_Stored rows_
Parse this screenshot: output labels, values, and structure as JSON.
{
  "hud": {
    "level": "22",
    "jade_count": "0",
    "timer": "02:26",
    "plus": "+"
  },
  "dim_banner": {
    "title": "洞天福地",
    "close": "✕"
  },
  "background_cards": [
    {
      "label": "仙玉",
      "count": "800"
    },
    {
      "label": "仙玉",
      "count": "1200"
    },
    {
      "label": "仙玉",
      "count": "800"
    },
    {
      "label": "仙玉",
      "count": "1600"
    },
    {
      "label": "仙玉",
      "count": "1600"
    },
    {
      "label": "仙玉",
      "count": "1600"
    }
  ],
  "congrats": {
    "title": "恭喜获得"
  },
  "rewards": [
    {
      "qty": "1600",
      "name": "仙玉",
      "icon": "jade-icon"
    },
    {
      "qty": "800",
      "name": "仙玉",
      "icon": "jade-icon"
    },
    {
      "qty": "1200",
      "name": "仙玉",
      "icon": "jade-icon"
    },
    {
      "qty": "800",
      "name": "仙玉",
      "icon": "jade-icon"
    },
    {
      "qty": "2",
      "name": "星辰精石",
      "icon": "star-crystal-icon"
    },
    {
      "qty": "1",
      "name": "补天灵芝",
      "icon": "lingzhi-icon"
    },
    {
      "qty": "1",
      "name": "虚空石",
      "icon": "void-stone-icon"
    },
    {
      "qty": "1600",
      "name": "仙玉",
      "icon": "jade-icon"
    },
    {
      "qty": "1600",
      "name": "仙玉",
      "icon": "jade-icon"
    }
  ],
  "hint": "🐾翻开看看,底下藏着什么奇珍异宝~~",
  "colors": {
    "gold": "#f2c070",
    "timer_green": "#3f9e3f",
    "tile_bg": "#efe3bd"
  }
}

_What the exercise asks_
Each entry is to be returned in full, character for character.

_Final result_
Parse this screenshot: output labels, values, and structure as JSON.
{
  "hud": {
    "level": "22",
    "jade_count": "0",
    "timer": "02:26",
    "plus": "+"
  },
  "dim_banner": {
    "title": "洞天福地",
    "close": "✕"
  },
  "background_cards": [
    {
      "label": "仙玉",
      "count": "800"
    },
    {
      "label": "仙玉",
      "count": "1200"
    },
    {
      "label": "仙玉",
      "count": "800"
    },
    {
      "label": "仙玉",
      "count": "1600"
    },
    {
      "label": "仙玉",
      "count": "1600"
    },
    {
      "label": "仙玉",
      "count": "1600"
    }
  ],
  "congrats": {
    "title": "恭喜获得"
  },
  "rewards": [
    {
      "qty": "1600",
      "name": "仙玉",
      "icon": "jade-icon"
    },
    {
      "qty": "800",
      "name": "仙玉",
      "icon": "jade-icon"
    },
    {
      "qty": "1200",
      "name": "仙玉",
      "icon": "jade-icon"
    },
    {
      "qty": "800",
      "name": "仙玉",
      "icon": "jade-icon"
    },
    {
      "qty": "2",
      "name": "星辰精石",
      "icon": "star-crystal-icon"
    },
    {
      "qty": "1",
      "name": "补天灵芝",
      "icon": "lingzhi-icon"
    },
    {
      "qty": "1",
      "name": "虚空石",
      "icon": "void-stone-icon"
    },
    {
      "qty": "1600",
      "name": "仙玉",
      "icon": "jade-icon"
    },
    {
      "qty": "1600",
      "name": "仙玉",
      "icon": "jade-icon"
    }
  ],
  "hint": "🐾翻开看看,底下藏着什么奇珍异宝~~",
  "colors": {
    "gold": "#f2c070",
    "timer_green": "#3f9e3f",
    "tile_bg": "#efe3bd"
  }
}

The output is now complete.